# DESCRIPTION OF THE TASK
Reproduce the material below verbatim, keeping every line in its original order with all characters, spacing, and punctuation unchanged.

******************************

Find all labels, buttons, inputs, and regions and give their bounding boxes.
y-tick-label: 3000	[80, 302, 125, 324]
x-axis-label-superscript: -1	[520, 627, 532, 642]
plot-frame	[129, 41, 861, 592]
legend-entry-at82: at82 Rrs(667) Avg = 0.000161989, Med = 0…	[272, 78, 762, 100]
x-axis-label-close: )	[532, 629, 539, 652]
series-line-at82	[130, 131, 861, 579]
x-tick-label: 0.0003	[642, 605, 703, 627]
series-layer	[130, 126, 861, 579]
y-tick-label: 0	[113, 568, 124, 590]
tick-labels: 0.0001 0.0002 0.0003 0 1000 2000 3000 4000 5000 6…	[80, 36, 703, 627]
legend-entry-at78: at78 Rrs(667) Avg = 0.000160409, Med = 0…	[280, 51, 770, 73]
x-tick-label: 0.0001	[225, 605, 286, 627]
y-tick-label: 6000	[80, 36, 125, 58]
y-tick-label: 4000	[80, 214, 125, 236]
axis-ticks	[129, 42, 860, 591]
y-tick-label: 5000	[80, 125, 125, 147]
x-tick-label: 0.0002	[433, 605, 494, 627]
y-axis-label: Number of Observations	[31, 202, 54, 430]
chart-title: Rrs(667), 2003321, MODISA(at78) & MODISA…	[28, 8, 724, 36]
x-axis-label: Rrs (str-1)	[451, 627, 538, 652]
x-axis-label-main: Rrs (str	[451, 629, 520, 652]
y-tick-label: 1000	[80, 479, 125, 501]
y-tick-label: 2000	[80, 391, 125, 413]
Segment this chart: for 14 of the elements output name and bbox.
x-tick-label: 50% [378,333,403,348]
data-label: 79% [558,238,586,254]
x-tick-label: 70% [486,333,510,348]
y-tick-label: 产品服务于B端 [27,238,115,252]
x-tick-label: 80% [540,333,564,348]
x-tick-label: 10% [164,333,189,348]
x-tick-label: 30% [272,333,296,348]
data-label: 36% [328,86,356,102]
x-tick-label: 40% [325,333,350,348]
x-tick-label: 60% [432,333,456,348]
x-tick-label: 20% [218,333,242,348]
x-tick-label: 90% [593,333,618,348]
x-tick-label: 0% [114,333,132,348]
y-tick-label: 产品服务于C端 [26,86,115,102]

******************************

# FINAL ANSWER
Find all labels, buttons, inputs, and regions and give their bounding boxes.
y-tick-label: 3000	[80, 302, 125, 324]
x-axis-label-superscript: -1	[520, 627, 532, 642]
plot-frame	[129, 41, 861, 592]
legend-entry-at82: at82 Rrs(667) Avg = 0.000161989, Med = 0…	[272, 78, 762, 100]
x-axis-label-close: )	[532, 629, 539, 652]
series-line-at82	[130, 131, 861, 579]
x-tick-label: 0.0003	[642, 605, 703, 627]
series-layer	[130, 126, 861, 579]
y-tick-label: 0	[113, 568, 124, 590]
tick-labels: 0.0001 0.0002 0.0003 0 1000 2000 3000 4000 5000 6…	[80, 36, 703, 627]
legend-entry-at78: at78 Rrs(667) Avg = 0.000160409, Med = 0…	[280, 51, 770, 73]
x-tick-label: 0.0001	[225, 605, 286, 627]
y-tick-label: 6000	[80, 36, 125, 58]
y-tick-label: 4000	[80, 214, 125, 236]
axis-ticks	[129, 42, 860, 591]
y-tick-label: 5000	[80, 125, 125, 147]
x-tick-label: 0.0002	[433, 605, 494, 627]
y-axis-label: Number of Observations	[31, 202, 54, 430]
chart-title: Rrs(667), 2003321, MODISA(at78) & MODISA…	[28, 8, 724, 36]
x-axis-label: Rrs (str-1)	[451, 627, 538, 652]
x-axis-label-main: Rrs (str	[451, 629, 520, 652]
y-tick-label: 1000	[80, 479, 125, 501]
y-tick-label: 2000	[80, 391, 125, 413]
Segment this chart: for 14 of the elements output name and bbox.
x-tick-label: 50% [378,333,403,348]
data-label: 79% [558,238,586,254]
x-tick-label: 70% [486,333,510,348]
y-tick-label: 产品服务于B端 [27,238,115,252]
x-tick-label: 80% [540,333,564,348]
x-tick-label: 10% [164,333,189,348]
x-tick-label: 30% [272,333,296,348]
data-label: 36% [328,86,356,102]
x-tick-label: 40% [325,333,350,348]
x-tick-label: 60% [432,333,456,348]
x-tick-label: 20% [218,333,242,348]
x-tick-label: 90% [593,333,618,348]
x-tick-label: 0% [114,333,132,348]
y-tick-label: 产品服务于C端 [26,86,115,102]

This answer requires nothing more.